▸ Data for this exercise:
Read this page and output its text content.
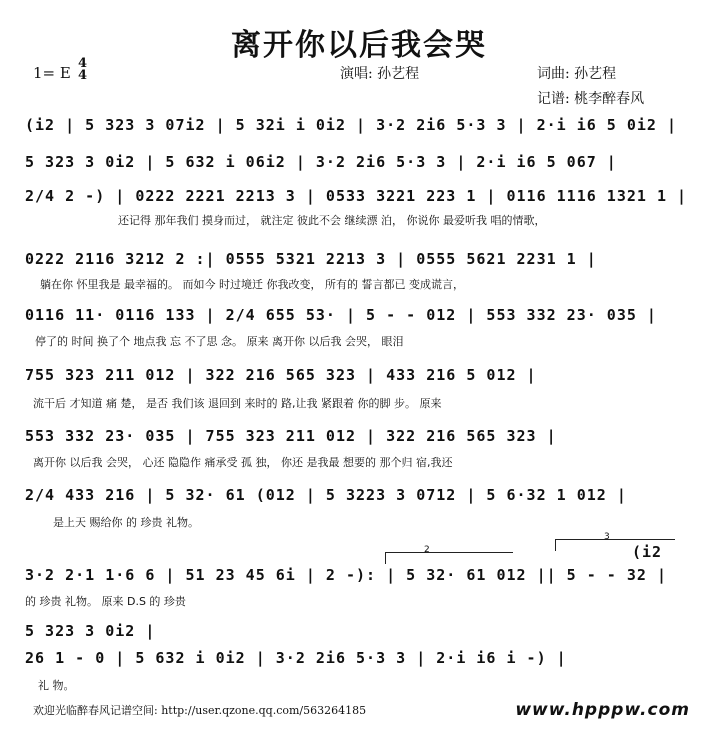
离开你以后我会哭
1= E
4
4	演唱: 孙艺程	词曲: 孙艺程
记谱: 桃李醉春风
(i2 | 5 323 3 07i2 | 5 32i i 0i2 | 3·2 2i6 5·3 3 | 2·i i6 5 0i2 |
5 323 3 0i2 | 5 632 i 06i2 | 3·2 2i6 5·3 3 | 2·i i6 5 067 |
2/4 2 -) | 0222 2221 2213 3 | 0533 3221 223 1 | 0116 1116 1321 1 |
还记得 那年我们 摸身而过， 就注定 彼此不会 继续漂 泊， 你说你 最爱听我 唱的情歌，
0222 2116 3212 2 :| 0555 5321 2213 3 | 0555 5621 2231 1 |
躺在你 怀里我是 最幸福的。 而如今 时过境迁 你我改变， 所有的 誓言都已 变成谎言，
0116 11· 0116 133 | 2/4 655 53· | 5 - - 012 | 553 332 23· 035 |
停了的 时间 换了个 地点我 忘 不了思 念。 原来 离开你 以后我 会哭， 眼泪
755 323 211 012 | 322 216 565 323 | 433 216 5 012 |
流干后 才知道 痛 楚， 是否 我们该 退回到 来时的 路,让我 紧跟着 你的脚 步。 原来
553 332 23· 035 | 755 323 211 012 | 322 216 565 323 |
离开你 以后我 会哭， 心还 隐隐作 痛承受 孤 独， 你还 是我最 想要的 那个归 宿,我还
2/4 433 216 | 5 32· 61 (012 | 5 3223 3 0712 | 5 6·32 1 012 |
是上天 赐给你 的 珍贵 礼物。
2
3
(i2
3·2 2·1 1·6 6 | 51 23 45 6i | 2 -): | 5 32· 61 012 || 5 - - 32 |
的 珍贵 礼物。 原来 D.S 的 珍贵
5 323 3 0i2 |
26 1 - 0 | 5 632 i 0i2 | 3·2 2i6 5·3 3 | 2·i i6 i -) |
礼 物。
欢迎光临醉春风记谱空间: http://user.qzone.qq.com/563264185	www.hpppw.com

▸ Written request: Go through the data above and transcribe it in full, omitting any image.

▸ Solution to the exercise:
Read this page and output its text content.
离开你以后我会哭
1= E
4
4	演唱: 孙艺程	词曲: 孙艺程
记谱: 桃李醉春风
(i2 | 5 323 3 07i2 | 5 32i i 0i2 | 3·2 2i6 5·3 3 | 2·i i6 5 0i2 |
5 323 3 0i2 | 5 632 i 06i2 | 3·2 2i6 5·3 3 | 2·i i6 5 067 |
2/4 2 -) | 0222 2221 2213 3 | 0533 3221 223 1 | 0116 1116 1321 1 |
还记得 那年我们 摸身而过， 就注定 彼此不会 继续漂 泊， 你说你 最爱听我 唱的情歌，
0222 2116 3212 2 :| 0555 5321 2213 3 | 0555 5621 2231 1 |
躺在你 怀里我是 最幸福的。 而如今 时过境迁 你我改变， 所有的 誓言都已 变成谎言，
0116 11· 0116 133 | 2/4 655 53· | 5 - - 012 | 553 332 23· 035 |
停了的 时间 换了个 地点我 忘 不了思 念。 原来 离开你 以后我 会哭， 眼泪
755 323 211 012 | 322 216 565 323 | 433 216 5 012 |
流干后 才知道 痛 楚， 是否 我们该 退回到 来时的 路,让我 紧跟着 你的脚 步。 原来
553 332 23· 035 | 755 323 211 012 | 322 216 565 323 |
离开你 以后我 会哭， 心还 隐隐作 痛承受 孤 独， 你还 是我最 想要的 那个归 宿,我还
2/4 433 216 | 5 32· 61 (012 | 5 3223 3 0712 | 5 6·32 1 012 |
是上天 赐给你 的 珍贵 礼物。
2
3
(i2
3·2 2·1 1·6 6 | 51 23 45 6i | 2 -): | 5 32· 61 012 || 5 - - 32 |
的 珍贵 礼物。 原来 D.S 的 珍贵
5 323 3 0i2 |
26 1 - 0 | 5 632 i 0i2 | 3·2 2i6 5·3 3 | 2·i i6 i -) |
礼 物。
欢迎光临醉春风记谱空间: http://user.qzone.qq.com/563264185	www.hpppw.com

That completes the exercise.